[Records from a data source]

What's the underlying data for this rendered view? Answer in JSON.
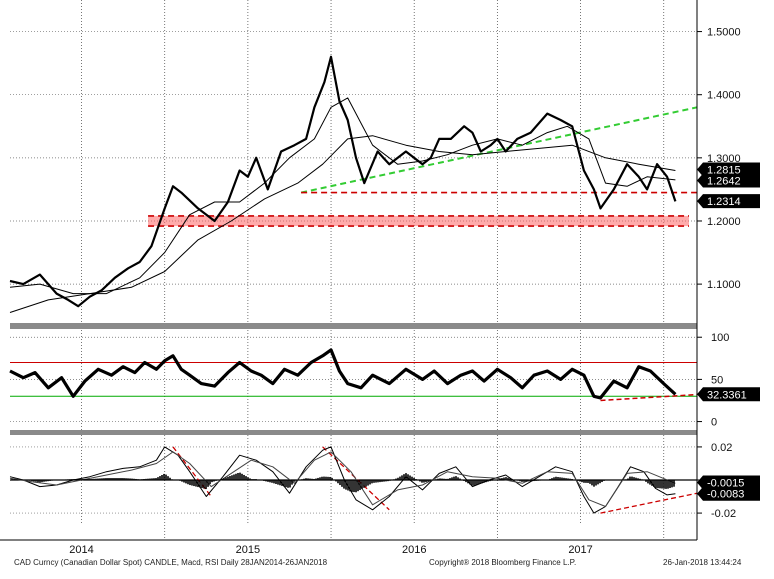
{
  "footer": {
    "description": "CAD Curncy (Canadian Dollar Spot) CANDLE, Macd, RSI  Daily 28JAN2014-26JAN2018",
    "copyright": "Copyright® 2018 Bloomberg Finance L.P.",
    "timestamp": "26-Jan-2018 13:44:24"
  },
  "chart_data": [
    {
      "type": "line",
      "panel": "price",
      "series": [
        {
          "name": "",
          "role": "price",
          "color": "#000000",
          "x": [
            2014.07,
            2014.15,
            2014.25,
            2014.35,
            2014.42,
            2014.48,
            2014.55,
            2014.62,
            2014.7,
            2014.78,
            2014.85,
            2014.92,
            2015.0,
            2015.05,
            2015.1,
            2015.2,
            2015.3,
            2015.38,
            2015.45,
            2015.5,
            2015.55,
            2015.62,
            2015.7,
            2015.78,
            2015.85,
            2015.9,
            2015.96,
            2016.0,
            2016.05,
            2016.1,
            2016.15,
            2016.2,
            2016.28,
            2016.35,
            2016.45,
            2016.55,
            2016.6,
            2016.65,
            2016.72,
            2016.8,
            2016.85,
            2016.9,
            2016.96,
            2017.0,
            2017.05,
            2017.12,
            2017.2,
            2017.3,
            2017.38,
            2017.45,
            2017.52,
            2017.58,
            2017.62,
            2017.7,
            2017.78,
            2017.85,
            2017.9,
            2017.96,
            2018.02,
            2018.07
          ],
          "y": [
            1.105,
            1.1,
            1.115,
            1.085,
            1.075,
            1.065,
            1.08,
            1.09,
            1.11,
            1.125,
            1.135,
            1.16,
            1.22,
            1.255,
            1.245,
            1.22,
            1.2,
            1.23,
            1.28,
            1.27,
            1.3,
            1.25,
            1.31,
            1.32,
            1.33,
            1.38,
            1.42,
            1.46,
            1.39,
            1.36,
            1.3,
            1.26,
            1.31,
            1.29,
            1.31,
            1.29,
            1.3,
            1.33,
            1.33,
            1.35,
            1.34,
            1.31,
            1.32,
            1.33,
            1.31,
            1.33,
            1.34,
            1.37,
            1.36,
            1.35,
            1.28,
            1.25,
            1.22,
            1.25,
            1.29,
            1.27,
            1.25,
            1.29,
            1.27,
            1.231
          ]
        },
        {
          "name": "",
          "role": "moving-average-short",
          "color": "#000000",
          "x": [
            2014.07,
            2014.25,
            2014.45,
            2014.65,
            2014.85,
            2015.0,
            2015.15,
            2015.3,
            2015.45,
            2015.6,
            2015.75,
            2015.9,
            2016.0,
            2016.1,
            2016.25,
            2016.4,
            2016.55,
            2016.7,
            2016.85,
            2017.0,
            2017.15,
            2017.3,
            2017.42,
            2017.55,
            2017.65,
            2017.78,
            2017.9,
            2018.07
          ],
          "y": [
            1.095,
            1.1,
            1.085,
            1.085,
            1.11,
            1.15,
            1.21,
            1.23,
            1.23,
            1.26,
            1.3,
            1.33,
            1.38,
            1.395,
            1.32,
            1.29,
            1.295,
            1.305,
            1.32,
            1.33,
            1.32,
            1.34,
            1.35,
            1.33,
            1.26,
            1.255,
            1.27,
            1.265
          ]
        },
        {
          "name": "",
          "role": "moving-average-long",
          "color": "#000000",
          "x": [
            2014.07,
            2014.3,
            2014.55,
            2014.8,
            2015.0,
            2015.2,
            2015.4,
            2015.6,
            2015.8,
            2015.95,
            2016.1,
            2016.25,
            2016.45,
            2016.65,
            2016.85,
            2017.05,
            2017.25,
            2017.45,
            2017.65,
            2017.85,
            2018.07
          ],
          "y": [
            1.055,
            1.075,
            1.085,
            1.095,
            1.12,
            1.17,
            1.2,
            1.235,
            1.26,
            1.29,
            1.33,
            1.335,
            1.32,
            1.31,
            1.305,
            1.31,
            1.315,
            1.32,
            1.3,
            1.29,
            1.28
          ]
        }
      ],
      "price_labels": [
        {
          "value": 1.2815,
          "text": "1.2815"
        },
        {
          "value": 1.2642,
          "text": "1.2642"
        },
        {
          "value": 1.2314,
          "text": "1.2314"
        }
      ],
      "annotations": [
        {
          "type": "trendline",
          "color": "#33cc33",
          "x": [
            2015.82,
            2018.2
          ],
          "y": [
            1.245,
            1.38
          ]
        },
        {
          "type": "horizontal",
          "color": "#cc0000",
          "x": [
            2015.82,
            2018.2
          ],
          "y": 1.245
        },
        {
          "type": "band",
          "color": "#ff6666",
          "x": [
            2014.9,
            2018.2
          ],
          "y": [
            1.192,
            1.208
          ]
        }
      ],
      "x_tick_labels": [
        "2014",
        "2015",
        "2016",
        "2017"
      ],
      "x_tick_values": [
        2014,
        2015,
        2016,
        2017
      ],
      "xlim": [
        2014.07,
        2018.2
      ],
      "y_tick_labels": [
        "1.5000",
        "1.4000",
        "1.3000",
        "1.2000",
        "1.1000"
      ],
      "y_tick_values": [
        1.5,
        1.4,
        1.3,
        1.2,
        1.1
      ],
      "ylim": [
        1.04,
        1.55
      ],
      "grid": true,
      "grid_style": "dotted"
    },
    {
      "type": "line",
      "panel": "rsi",
      "series": [
        {
          "name": "",
          "color": "#000000",
          "x": [
            2014.07,
            2014.15,
            2014.22,
            2014.3,
            2014.38,
            2014.45,
            2014.52,
            2014.6,
            2014.68,
            2014.75,
            2014.82,
            2014.88,
            2014.95,
            2015.0,
            2015.05,
            2015.1,
            2015.15,
            2015.22,
            2015.3,
            2015.38,
            2015.45,
            2015.52,
            2015.58,
            2015.65,
            2015.72,
            2015.8,
            2015.88,
            2015.95,
            2016.0,
            2016.05,
            2016.1,
            2016.18,
            2016.25,
            2016.35,
            2016.45,
            2016.55,
            2016.62,
            2016.7,
            2016.78,
            2016.85,
            2016.92,
            2017.0,
            2017.08,
            2017.15,
            2017.22,
            2017.3,
            2017.38,
            2017.45,
            2017.52,
            2017.58,
            2017.62,
            2017.7,
            2017.78,
            2017.85,
            2017.92,
            2018.0,
            2018.07
          ],
          "y": [
            60,
            52,
            58,
            40,
            52,
            30,
            48,
            62,
            55,
            65,
            58,
            70,
            62,
            72,
            78,
            62,
            55,
            45,
            42,
            58,
            70,
            60,
            55,
            45,
            62,
            55,
            70,
            78,
            85,
            60,
            45,
            40,
            55,
            45,
            62,
            50,
            60,
            45,
            55,
            60,
            48,
            62,
            52,
            40,
            55,
            60,
            50,
            62,
            55,
            30,
            28,
            48,
            40,
            65,
            60,
            45,
            32.34
          ]
        }
      ],
      "last_label": {
        "value": 32.3361,
        "text": "32.3361"
      },
      "annotations": [
        {
          "type": "trendline",
          "color": "#cc0000",
          "x": [
            2017.62,
            2018.2
          ],
          "y": [
            25,
            32
          ]
        }
      ],
      "reference_lines": [
        {
          "value": 70,
          "color": "#cc0000"
        },
        {
          "value": 30,
          "color": "#00aa00"
        }
      ],
      "y_tick_labels": [
        "100",
        "50",
        "0"
      ],
      "y_tick_values": [
        100,
        50,
        0
      ],
      "xlim": [
        2014.07,
        2018.2
      ],
      "ylim": [
        -10,
        105
      ],
      "grid": true,
      "grid_style": "dotted"
    },
    {
      "type": "line",
      "panel": "macd",
      "series": [
        {
          "name": "",
          "role": "macd",
          "color": "#000000",
          "x": [
            2014.07,
            2014.15,
            2014.25,
            2014.35,
            2014.45,
            2014.55,
            2014.65,
            2014.75,
            2014.85,
            2014.95,
            2015.0,
            2015.08,
            2015.15,
            2015.25,
            2015.35,
            2015.45,
            2015.55,
            2015.65,
            2015.75,
            2015.85,
            2015.95,
            2016.0,
            2016.08,
            2016.15,
            2016.25,
            2016.35,
            2016.45,
            2016.55,
            2016.65,
            2016.75,
            2016.85,
            2016.95,
            2017.05,
            2017.15,
            2017.25,
            2017.35,
            2017.45,
            2017.52,
            2017.58,
            2017.65,
            2017.72,
            2017.8,
            2017.88,
            2017.95,
            2018.02,
            2018.07
          ],
          "y": [
            0.002,
            0.0,
            -0.004,
            -0.003,
            0.0,
            0.002,
            0.005,
            0.007,
            0.008,
            0.012,
            0.02,
            0.015,
            0.005,
            -0.01,
            0.002,
            0.015,
            0.012,
            0.005,
            -0.008,
            0.008,
            0.018,
            0.02,
            0.0,
            -0.012,
            -0.018,
            -0.01,
            0.002,
            -0.006,
            0.004,
            0.008,
            -0.004,
            0.0,
            0.003,
            -0.004,
            0.002,
            0.008,
            0.005,
            -0.01,
            -0.02,
            -0.016,
            -0.005,
            0.008,
            0.005,
            -0.005,
            -0.009,
            -0.0083
          ]
        },
        {
          "name": "",
          "role": "signal",
          "color": "#444444",
          "x": [
            2014.07,
            2014.2,
            2014.35,
            2014.5,
            2014.65,
            2014.8,
            2014.95,
            2015.05,
            2015.15,
            2015.28,
            2015.4,
            2015.52,
            2015.65,
            2015.78,
            2015.9,
            2016.0,
            2016.12,
            2016.25,
            2016.4,
            2016.55,
            2016.7,
            2016.85,
            2017.0,
            2017.15,
            2017.3,
            2017.45,
            2017.55,
            2017.65,
            2017.78,
            2017.9,
            2018.07
          ],
          "y": [
            0.001,
            -0.001,
            -0.003,
            0.0,
            0.003,
            0.006,
            0.01,
            0.017,
            0.01,
            -0.004,
            0.004,
            0.012,
            0.008,
            -0.002,
            0.012,
            0.017,
            0.005,
            -0.015,
            -0.006,
            -0.003,
            0.005,
            0.002,
            0.001,
            -0.002,
            0.005,
            0.004,
            -0.012,
            -0.016,
            0.004,
            0.005,
            -0.002
          ]
        }
      ],
      "last_labels": [
        {
          "value": -0.0015,
          "text": "-0.0015"
        },
        {
          "value": -0.0083,
          "text": "-0.0083"
        }
      ],
      "annotations": [
        {
          "type": "trendline",
          "color": "#cc0000",
          "x": [
            2017.62,
            2018.2
          ],
          "y": [
            -0.02,
            -0.008
          ]
        },
        {
          "type": "trendline",
          "color": "#cc0000",
          "x": [
            2015.95,
            2016.35
          ],
          "y": [
            0.02,
            -0.018
          ]
        },
        {
          "type": "trendline",
          "color": "#cc0000",
          "x": [
            2015.05,
            2015.28
          ],
          "y": [
            0.02,
            -0.01
          ]
        }
      ],
      "y_tick_labels": [
        "0.02",
        "0",
        "-0.02"
      ],
      "y_tick_values": [
        0.02,
        0,
        -0.02
      ],
      "xlim": [
        2014.07,
        2018.2
      ],
      "ylim": [
        -0.026,
        0.026
      ],
      "grid": true,
      "grid_style": "dotted"
    }
  ]
}
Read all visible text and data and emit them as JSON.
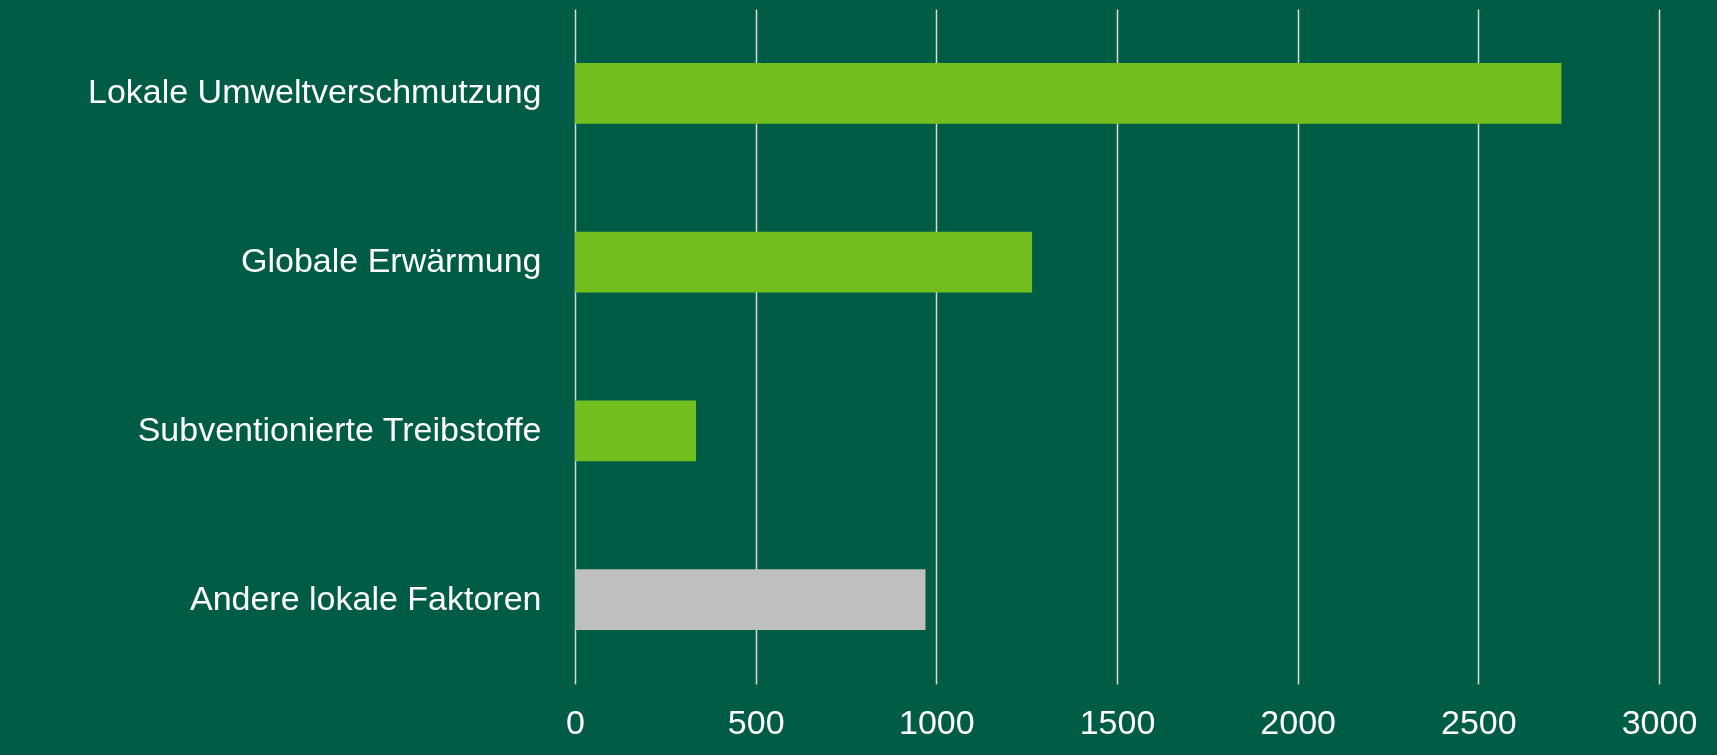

## WORK INSTRUCTIONS
Go through the records. Copy each line where "text" appears.

## OUTPUT OF THE TASK
          "text": "1.2815"
          "text": "1.2642"
          "text": "1.2314"
        "text": "32.3361"
          "text": "-0.0015"
          "text": "-0.0083"
Read all visible text and data and emit them as JSON.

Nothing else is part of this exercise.